** Begin **

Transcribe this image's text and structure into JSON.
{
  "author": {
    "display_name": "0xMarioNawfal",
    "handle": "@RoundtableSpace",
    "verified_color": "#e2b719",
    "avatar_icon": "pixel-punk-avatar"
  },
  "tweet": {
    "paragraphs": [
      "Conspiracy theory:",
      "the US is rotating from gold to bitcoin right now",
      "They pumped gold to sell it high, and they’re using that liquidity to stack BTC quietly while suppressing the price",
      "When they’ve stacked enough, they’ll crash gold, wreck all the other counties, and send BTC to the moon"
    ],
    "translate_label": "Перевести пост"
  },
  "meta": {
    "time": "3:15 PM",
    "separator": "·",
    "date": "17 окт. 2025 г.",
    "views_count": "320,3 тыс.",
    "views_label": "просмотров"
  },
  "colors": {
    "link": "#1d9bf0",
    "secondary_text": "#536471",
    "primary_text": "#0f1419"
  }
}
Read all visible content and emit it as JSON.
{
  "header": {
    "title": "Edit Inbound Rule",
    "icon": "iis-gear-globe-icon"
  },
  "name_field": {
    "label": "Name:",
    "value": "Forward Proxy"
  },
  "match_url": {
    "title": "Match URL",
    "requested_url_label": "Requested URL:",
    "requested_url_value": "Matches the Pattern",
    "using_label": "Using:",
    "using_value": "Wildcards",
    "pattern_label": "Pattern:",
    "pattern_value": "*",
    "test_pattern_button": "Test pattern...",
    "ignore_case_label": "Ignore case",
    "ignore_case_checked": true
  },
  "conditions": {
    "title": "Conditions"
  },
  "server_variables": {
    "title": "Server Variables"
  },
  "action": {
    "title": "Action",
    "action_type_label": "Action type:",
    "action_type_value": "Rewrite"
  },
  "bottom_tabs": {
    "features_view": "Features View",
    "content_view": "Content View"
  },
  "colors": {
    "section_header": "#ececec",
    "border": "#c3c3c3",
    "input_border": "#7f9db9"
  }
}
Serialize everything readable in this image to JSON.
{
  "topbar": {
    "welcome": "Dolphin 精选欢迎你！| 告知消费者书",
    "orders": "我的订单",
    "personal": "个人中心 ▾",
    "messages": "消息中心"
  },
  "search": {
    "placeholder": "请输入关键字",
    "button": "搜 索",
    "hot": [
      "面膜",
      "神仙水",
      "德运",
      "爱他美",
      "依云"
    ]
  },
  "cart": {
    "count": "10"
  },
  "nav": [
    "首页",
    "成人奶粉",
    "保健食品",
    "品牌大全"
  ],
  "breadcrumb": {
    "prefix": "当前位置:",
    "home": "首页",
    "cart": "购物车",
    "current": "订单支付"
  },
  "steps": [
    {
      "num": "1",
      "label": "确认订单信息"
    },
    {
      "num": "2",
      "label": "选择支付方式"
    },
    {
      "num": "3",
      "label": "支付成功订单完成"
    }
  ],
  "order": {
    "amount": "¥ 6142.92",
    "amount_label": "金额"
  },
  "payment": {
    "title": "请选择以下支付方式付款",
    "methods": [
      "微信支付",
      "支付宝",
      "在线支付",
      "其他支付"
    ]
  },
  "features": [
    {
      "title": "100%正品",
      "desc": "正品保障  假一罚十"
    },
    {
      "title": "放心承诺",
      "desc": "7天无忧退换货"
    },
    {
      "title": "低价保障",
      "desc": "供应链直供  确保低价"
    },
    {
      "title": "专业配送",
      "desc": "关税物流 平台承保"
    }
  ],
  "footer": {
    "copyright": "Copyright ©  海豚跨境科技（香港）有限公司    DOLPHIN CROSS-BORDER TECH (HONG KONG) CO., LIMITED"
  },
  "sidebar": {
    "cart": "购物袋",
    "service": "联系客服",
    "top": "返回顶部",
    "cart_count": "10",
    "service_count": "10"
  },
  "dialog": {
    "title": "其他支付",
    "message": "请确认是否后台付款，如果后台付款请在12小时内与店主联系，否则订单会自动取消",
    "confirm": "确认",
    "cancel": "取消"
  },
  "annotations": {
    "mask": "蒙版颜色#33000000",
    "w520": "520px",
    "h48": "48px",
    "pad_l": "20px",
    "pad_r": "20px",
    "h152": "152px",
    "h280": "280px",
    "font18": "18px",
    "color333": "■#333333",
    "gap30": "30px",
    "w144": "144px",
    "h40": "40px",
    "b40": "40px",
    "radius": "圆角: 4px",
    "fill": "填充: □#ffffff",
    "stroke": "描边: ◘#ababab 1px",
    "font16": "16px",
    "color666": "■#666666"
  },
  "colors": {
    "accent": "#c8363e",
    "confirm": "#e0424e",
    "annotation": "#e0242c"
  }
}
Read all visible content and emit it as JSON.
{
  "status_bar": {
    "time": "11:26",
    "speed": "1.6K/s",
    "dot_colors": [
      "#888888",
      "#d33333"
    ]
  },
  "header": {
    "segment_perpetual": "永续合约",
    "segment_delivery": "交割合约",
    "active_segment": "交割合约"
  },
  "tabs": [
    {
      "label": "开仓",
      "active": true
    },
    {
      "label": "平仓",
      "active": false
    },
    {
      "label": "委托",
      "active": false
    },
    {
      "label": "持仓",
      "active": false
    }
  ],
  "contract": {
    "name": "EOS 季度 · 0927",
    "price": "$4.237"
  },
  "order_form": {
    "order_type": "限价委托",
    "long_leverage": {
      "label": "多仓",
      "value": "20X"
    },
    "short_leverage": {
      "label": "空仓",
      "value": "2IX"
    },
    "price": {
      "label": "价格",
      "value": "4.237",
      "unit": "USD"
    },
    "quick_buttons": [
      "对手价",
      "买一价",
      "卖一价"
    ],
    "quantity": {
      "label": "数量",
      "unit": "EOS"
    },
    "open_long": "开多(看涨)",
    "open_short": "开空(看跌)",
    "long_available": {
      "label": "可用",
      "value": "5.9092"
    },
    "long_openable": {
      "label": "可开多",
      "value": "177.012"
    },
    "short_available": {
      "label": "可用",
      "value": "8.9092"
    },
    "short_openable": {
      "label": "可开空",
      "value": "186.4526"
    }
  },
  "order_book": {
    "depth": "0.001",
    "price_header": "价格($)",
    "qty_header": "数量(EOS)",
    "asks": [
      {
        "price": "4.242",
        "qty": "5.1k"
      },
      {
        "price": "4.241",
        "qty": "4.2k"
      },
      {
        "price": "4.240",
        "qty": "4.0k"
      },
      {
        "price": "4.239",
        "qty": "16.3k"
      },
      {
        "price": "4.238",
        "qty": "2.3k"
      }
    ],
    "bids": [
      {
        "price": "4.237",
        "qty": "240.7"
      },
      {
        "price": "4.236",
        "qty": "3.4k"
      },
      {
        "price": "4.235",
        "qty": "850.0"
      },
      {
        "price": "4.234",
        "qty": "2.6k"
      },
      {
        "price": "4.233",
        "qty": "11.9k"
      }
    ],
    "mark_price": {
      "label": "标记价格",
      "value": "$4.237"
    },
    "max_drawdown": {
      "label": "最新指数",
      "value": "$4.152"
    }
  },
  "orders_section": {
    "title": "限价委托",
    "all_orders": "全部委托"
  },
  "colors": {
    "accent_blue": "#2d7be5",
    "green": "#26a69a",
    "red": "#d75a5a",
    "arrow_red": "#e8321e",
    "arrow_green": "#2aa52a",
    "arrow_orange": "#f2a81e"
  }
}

** End **

**What you are asked to do**
Each entry is to be returned in full, character for character.

**Exercise response**
Transcribe this image's text and structure into JSON.
{
  "author": {
    "display_name": "0xMarioNawfal",
    "handle": "@RoundtableSpace",
    "verified_color": "#e2b719",
    "avatar_icon": "pixel-punk-avatar"
  },
  "tweet": {
    "paragraphs": [
      "Conspiracy theory:",
      "the US is rotating from gold to bitcoin right now",
      "They pumped gold to sell it high, and they’re using that liquidity to stack BTC quietly while suppressing the price",
      "When they’ve stacked enough, they’ll crash gold, wreck all the other counties, and send BTC to the moon"
    ],
    "translate_label": "Перевести пост"
  },
  "meta": {
    "time": "3:15 PM",
    "separator": "·",
    "date": "17 окт. 2025 г.",
    "views_count": "320,3 тыс.",
    "views_label": "просмотров"
  },
  "colors": {
    "link": "#1d9bf0",
    "secondary_text": "#536471",
    "primary_text": "#0f1419"
  }
}
Read all visible content and emit it as JSON.
{
  "header": {
    "title": "Edit Inbound Rule",
    "icon": "iis-gear-globe-icon"
  },
  "name_field": {
    "label": "Name:",
    "value": "Forward Proxy"
  },
  "match_url": {
    "title": "Match URL",
    "requested_url_label": "Requested URL:",
    "requested_url_value": "Matches the Pattern",
    "using_label": "Using:",
    "using_value": "Wildcards",
    "pattern_label": "Pattern:",
    "pattern_value": "*",
    "test_pattern_button": "Test pattern...",
    "ignore_case_label": "Ignore case",
    "ignore_case_checked": true
  },
  "conditions": {
    "title": "Conditions"
  },
  "server_variables": {
    "title": "Server Variables"
  },
  "action": {
    "title": "Action",
    "action_type_label": "Action type:",
    "action_type_value": "Rewrite"
  },
  "bottom_tabs": {
    "features_view": "Features View",
    "content_view": "Content View"
  },
  "colors": {
    "section_header": "#ececec",
    "border": "#c3c3c3",
    "input_border": "#7f9db9"
  }
}
Serialize everything readable in this image to JSON.
{
  "topbar": {
    "welcome": "Dolphin 精选欢迎你！| 告知消费者书",
    "orders": "我的订单",
    "personal": "个人中心 ▾",
    "messages": "消息中心"
  },
  "search": {
    "placeholder": "请输入关键字",
    "button": "搜 索",
    "hot": [
      "面膜",
      "神仙水",
      "德运",
      "爱他美",
      "依云"
    ]
  },
  "cart": {
    "count": "10"
  },
  "nav": [
    "首页",
    "成人奶粉",
    "保健食品",
    "品牌大全"
  ],
  "breadcrumb": {
    "prefix": "当前位置:",
    "home": "首页",
    "cart": "购物车",
    "current": "订单支付"
  },
  "steps": [
    {
      "num": "1",
      "label": "确认订单信息"
    },
    {
      "num": "2",
      "label": "选择支付方式"
    },
    {
      "num": "3",
      "label": "支付成功订单完成"
    }
  ],
  "order": {
    "amount": "¥ 6142.92",
    "amount_label": "金额"
  },
  "payment": {
    "title": "请选择以下支付方式付款",
    "methods": [
      "微信支付",
      "支付宝",
      "在线支付",
      "其他支付"
    ]
  },
  "features": [
    {
      "title": "100%正品",
      "desc": "正品保障  假一罚十"
    },
    {
      "title": "放心承诺",
      "desc": "7天无忧退换货"
    },
    {
      "title": "低价保障",
      "desc": "供应链直供  确保低价"
    },
    {
      "title": "专业配送",
      "desc": "关税物流 平台承保"
    }
  ],
  "footer": {
    "copyright": "Copyright ©  海豚跨境科技（香港）有限公司    DOLPHIN CROSS-BORDER TECH (HONG KONG) CO., LIMITED"
  },
  "sidebar": {
    "cart": "购物袋",
    "service": "联系客服",
    "top": "返回顶部",
    "cart_count": "10",
    "service_count": "10"
  },
  "dialog": {
    "title": "其他支付",
    "message": "请确认是否后台付款，如果后台付款请在12小时内与店主联系，否则订单会自动取消",
    "confirm": "确认",
    "cancel": "取消"
  },
  "annotations": {
    "mask": "蒙版颜色#33000000",
    "w520": "520px",
    "h48": "48px",
    "pad_l": "20px",
    "pad_r": "20px",
    "h152": "152px",
    "h280": "280px",
    "font18": "18px",
    "color333": "■#333333",
    "gap30": "30px",
    "w144": "144px",
    "h40": "40px",
    "b40": "40px",
    "radius": "圆角: 4px",
    "fill": "填充: □#ffffff",
    "stroke": "描边: ◘#ababab 1px",
    "font16": "16px",
    "color666": "■#666666"
  },
  "colors": {
    "accent": "#c8363e",
    "confirm": "#e0424e",
    "annotation": "#e0242c"
  }
}
Read all visible content and emit it as JSON.
{
  "status_bar": {
    "time": "11:26",
    "speed": "1.6K/s",
    "dot_colors": [
      "#888888",
      "#d33333"
    ]
  },
  "header": {
    "segment_perpetual": "永续合约",
    "segment_delivery": "交割合约",
    "active_segment": "交割合约"
  },
  "tabs": [
    {
      "label": "开仓",
      "active": true
    },
    {
      "label": "平仓",
      "active": false
    },
    {
      "label": "委托",
      "active": false
    },
    {
      "label": "持仓",
      "active": false
    }
  ],
  "contract": {
    "name": "EOS 季度 · 0927",
    "price": "$4.237"
  },
  "order_form": {
    "order_type": "限价委托",
    "long_leverage": {
      "label": "多仓",
      "value": "20X"
    },
    "short_leverage": {
      "label": "空仓",
      "value": "2IX"
    },
    "price": {
      "label": "价格",
      "value": "4.237",
      "unit": "USD"
    },
    "quick_buttons": [
      "对手价",
      "买一价",
      "卖一价"
    ],
    "quantity": {
      "label": "数量",
      "unit": "EOS"
    },
    "open_long": "开多(看涨)",
    "open_short": "开空(看跌)",
    "long_available": {
      "label": "可用",
      "value": "5.9092"
    },
    "long_openable": {
      "label": "可开多",
      "value": "177.012"
    },
    "short_available": {
      "label": "可用",
      "value": "8.9092"
    },
    "short_openable": {
      "label": "可开空",
      "value": "186.4526"
    }
  },
  "order_book": {
    "depth": "0.001",
    "price_header": "价格($)",
    "qty_header": "数量(EOS)",
    "asks": [
      {
        "price": "4.242",
        "qty": "5.1k"
      },
      {
        "price": "4.241",
        "qty": "4.2k"
      },
      {
        "price": "4.240",
        "qty": "4.0k"
      },
      {
        "price": "4.239",
        "qty": "16.3k"
      },
      {
        "price": "4.238",
        "qty": "2.3k"
      }
    ],
    "bids": [
      {
        "price": "4.237",
        "qty": "240.7"
      },
      {
        "price": "4.236",
        "qty": "3.4k"
      },
      {
        "price": "4.235",
        "qty": "850.0"
      },
      {
        "price": "4.234",
        "qty": "2.6k"
      },
      {
        "price": "4.233",
        "qty": "11.9k"
      }
    ],
    "mark_price": {
      "label": "标记价格",
      "value": "$4.237"
    },
    "max_drawdown": {
      "label": "最新指数",
      "value": "$4.152"
    }
  },
  "orders_section": {
    "title": "限价委托",
    "all_orders": "全部委托"
  },
  "colors": {
    "accent_blue": "#2d7be5",
    "green": "#26a69a",
    "red": "#d75a5a",
    "arrow_red": "#e8321e",
    "arrow_green": "#2aa52a",
    "arrow_orange": "#f2a81e"
  }
}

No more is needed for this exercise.